(Collected data entries)
^^^^^^^^^^^^^^^^
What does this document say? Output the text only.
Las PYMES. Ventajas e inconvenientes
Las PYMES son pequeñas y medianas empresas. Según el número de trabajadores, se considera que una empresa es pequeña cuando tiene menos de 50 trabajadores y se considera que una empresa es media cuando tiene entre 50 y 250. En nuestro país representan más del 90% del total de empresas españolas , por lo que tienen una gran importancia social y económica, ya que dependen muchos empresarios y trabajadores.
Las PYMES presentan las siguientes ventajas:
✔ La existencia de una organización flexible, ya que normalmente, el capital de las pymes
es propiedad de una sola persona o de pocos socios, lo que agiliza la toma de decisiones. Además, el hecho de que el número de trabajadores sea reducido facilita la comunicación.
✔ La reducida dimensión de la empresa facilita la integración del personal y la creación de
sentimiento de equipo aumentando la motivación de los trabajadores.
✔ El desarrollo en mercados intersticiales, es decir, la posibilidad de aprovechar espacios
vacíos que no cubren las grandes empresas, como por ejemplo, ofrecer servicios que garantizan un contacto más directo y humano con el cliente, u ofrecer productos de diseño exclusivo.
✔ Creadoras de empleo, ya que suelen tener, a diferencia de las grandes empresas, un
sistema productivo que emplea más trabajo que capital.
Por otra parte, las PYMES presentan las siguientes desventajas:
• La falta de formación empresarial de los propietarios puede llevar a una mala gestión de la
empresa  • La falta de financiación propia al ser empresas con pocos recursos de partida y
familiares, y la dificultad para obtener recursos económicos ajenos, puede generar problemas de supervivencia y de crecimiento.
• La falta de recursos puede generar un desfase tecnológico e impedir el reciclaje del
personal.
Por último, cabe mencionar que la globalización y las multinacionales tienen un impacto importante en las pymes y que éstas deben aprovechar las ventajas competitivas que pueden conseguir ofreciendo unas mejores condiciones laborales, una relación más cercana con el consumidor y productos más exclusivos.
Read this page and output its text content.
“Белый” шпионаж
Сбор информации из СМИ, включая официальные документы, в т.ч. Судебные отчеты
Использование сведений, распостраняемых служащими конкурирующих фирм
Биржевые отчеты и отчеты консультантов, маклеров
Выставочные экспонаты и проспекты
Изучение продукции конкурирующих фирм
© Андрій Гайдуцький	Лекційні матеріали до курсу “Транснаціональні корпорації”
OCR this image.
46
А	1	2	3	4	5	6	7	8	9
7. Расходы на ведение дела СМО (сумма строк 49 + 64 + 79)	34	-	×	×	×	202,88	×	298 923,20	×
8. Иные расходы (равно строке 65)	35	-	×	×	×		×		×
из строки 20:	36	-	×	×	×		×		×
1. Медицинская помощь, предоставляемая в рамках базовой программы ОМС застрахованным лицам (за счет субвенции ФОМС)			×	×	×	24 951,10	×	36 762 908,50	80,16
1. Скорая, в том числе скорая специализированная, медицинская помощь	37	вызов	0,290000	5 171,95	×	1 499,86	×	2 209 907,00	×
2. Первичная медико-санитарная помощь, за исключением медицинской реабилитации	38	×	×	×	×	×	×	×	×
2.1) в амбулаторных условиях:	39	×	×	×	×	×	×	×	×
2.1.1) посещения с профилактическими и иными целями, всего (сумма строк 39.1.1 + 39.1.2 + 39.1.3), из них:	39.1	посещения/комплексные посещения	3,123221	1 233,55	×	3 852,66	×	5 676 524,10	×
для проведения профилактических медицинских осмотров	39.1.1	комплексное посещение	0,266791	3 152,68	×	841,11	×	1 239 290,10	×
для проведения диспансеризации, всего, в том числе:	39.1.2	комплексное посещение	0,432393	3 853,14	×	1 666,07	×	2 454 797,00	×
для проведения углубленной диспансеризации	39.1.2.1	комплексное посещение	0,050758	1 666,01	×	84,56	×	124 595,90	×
^^^^^^^^^^^^^^^^
Challenge
Identify each line in the records above containing the word "text"; copy those lines.

Solution
What does this document say? Output the text only.
Read this page and output its text content.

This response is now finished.